(Records from a data collection)
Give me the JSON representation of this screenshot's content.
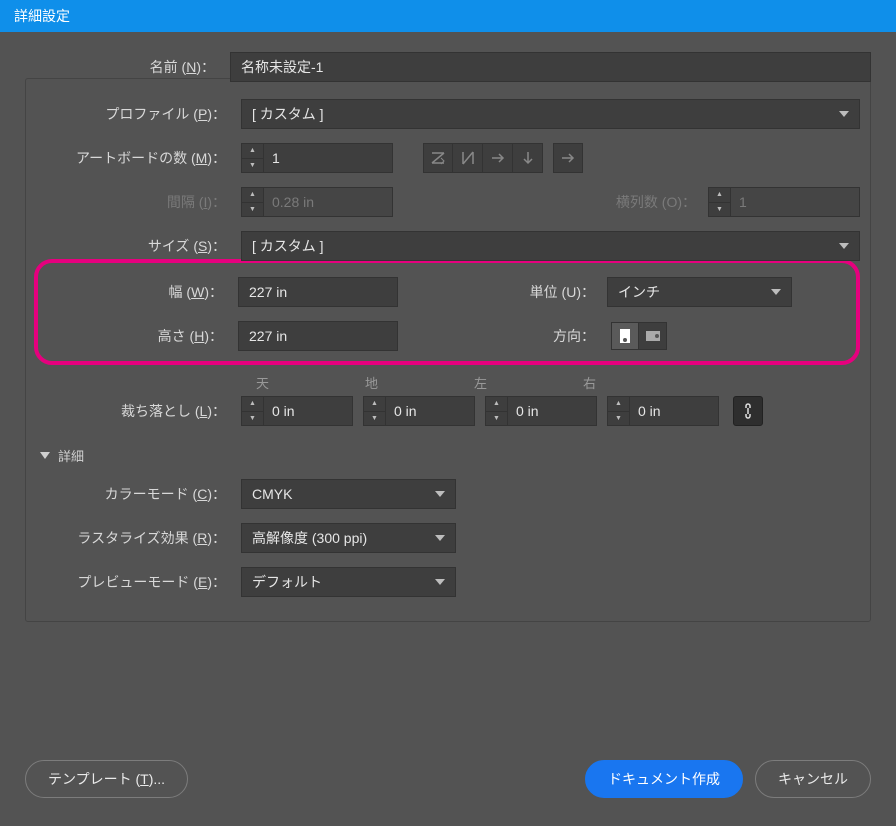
{
  "title": "詳細設定",
  "labels": {
    "name": "名前 (",
    "name_u": "N",
    "profile": "プロファイル (",
    "profile_u": "P",
    "artboards": "アートボードの数 (",
    "artboards_u": "M",
    "spacing": "間隔 (",
    "spacing_u": "I",
    "columns": "横列数 (",
    "columns_u": "O",
    "size": "サイズ (",
    "size_u": "S",
    "width": "幅 (",
    "width_u": "W",
    "units": "単位 (",
    "units_u": "U",
    "height": "高さ (",
    "height_u": "H",
    "orientation": "方向：",
    "bleed": "裁ち落とし (",
    "bleed_u": "L",
    "bleed_top": "天",
    "bleed_bottom": "地",
    "bleed_left": "左",
    "bleed_right": "右",
    "advanced": "詳細",
    "colormode": "カラーモード (",
    "colormode_u": "C",
    "raster": "ラスタライズ効果 (",
    "raster_u": "R",
    "preview": "プレビューモード (",
    "preview_u": "E",
    "close": ")："
  },
  "values": {
    "name": "名称未設定-1",
    "profile": "[ カスタム ]",
    "artboards": "1",
    "spacing": "0.28 in",
    "columns": "1",
    "size": "[ カスタム ]",
    "width": "227 in",
    "units": "インチ",
    "height": "227 in",
    "bleed_top": "0 in",
    "bleed_bottom": "0 in",
    "bleed_left": "0 in",
    "bleed_right": "0 in",
    "colormode": "CMYK",
    "raster": "高解像度 (300 ppi)",
    "preview": "デフォルト"
  },
  "buttons": {
    "template": "テンプレート (",
    "template_u": "T",
    "template_suffix": ")...",
    "create": "ドキュメント作成",
    "cancel": "キャンセル"
  }
}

**EXERCISE TASK:**
Keep every word of the data as it is when you write it out, but drop the pictures.

**FINAL RESULT:**
Give me the JSON representation of this screenshot's content.
{
  "title": "詳細設定",
  "labels": {
    "name": "名前 (",
    "name_u": "N",
    "profile": "プロファイル (",
    "profile_u": "P",
    "artboards": "アートボードの数 (",
    "artboards_u": "M",
    "spacing": "間隔 (",
    "spacing_u": "I",
    "columns": "横列数 (",
    "columns_u": "O",
    "size": "サイズ (",
    "size_u": "S",
    "width": "幅 (",
    "width_u": "W",
    "units": "単位 (",
    "units_u": "U",
    "height": "高さ (",
    "height_u": "H",
    "orientation": "方向：",
    "bleed": "裁ち落とし (",
    "bleed_u": "L",
    "bleed_top": "天",
    "bleed_bottom": "地",
    "bleed_left": "左",
    "bleed_right": "右",
    "advanced": "詳細",
    "colormode": "カラーモード (",
    "colormode_u": "C",
    "raster": "ラスタライズ効果 (",
    "raster_u": "R",
    "preview": "プレビューモード (",
    "preview_u": "E",
    "close": ")："
  },
  "values": {
    "name": "名称未設定-1",
    "profile": "[ カスタム ]",
    "artboards": "1",
    "spacing": "0.28 in",
    "columns": "1",
    "size": "[ カスタム ]",
    "width": "227 in",
    "units": "インチ",
    "height": "227 in",
    "bleed_top": "0 in",
    "bleed_bottom": "0 in",
    "bleed_left": "0 in",
    "bleed_right": "0 in",
    "colormode": "CMYK",
    "raster": "高解像度 (300 ppi)",
    "preview": "デフォルト"
  },
  "buttons": {
    "template": "テンプレート (",
    "template_u": "T",
    "template_suffix": ")...",
    "create": "ドキュメント作成",
    "cancel": "キャンセル"
  }
}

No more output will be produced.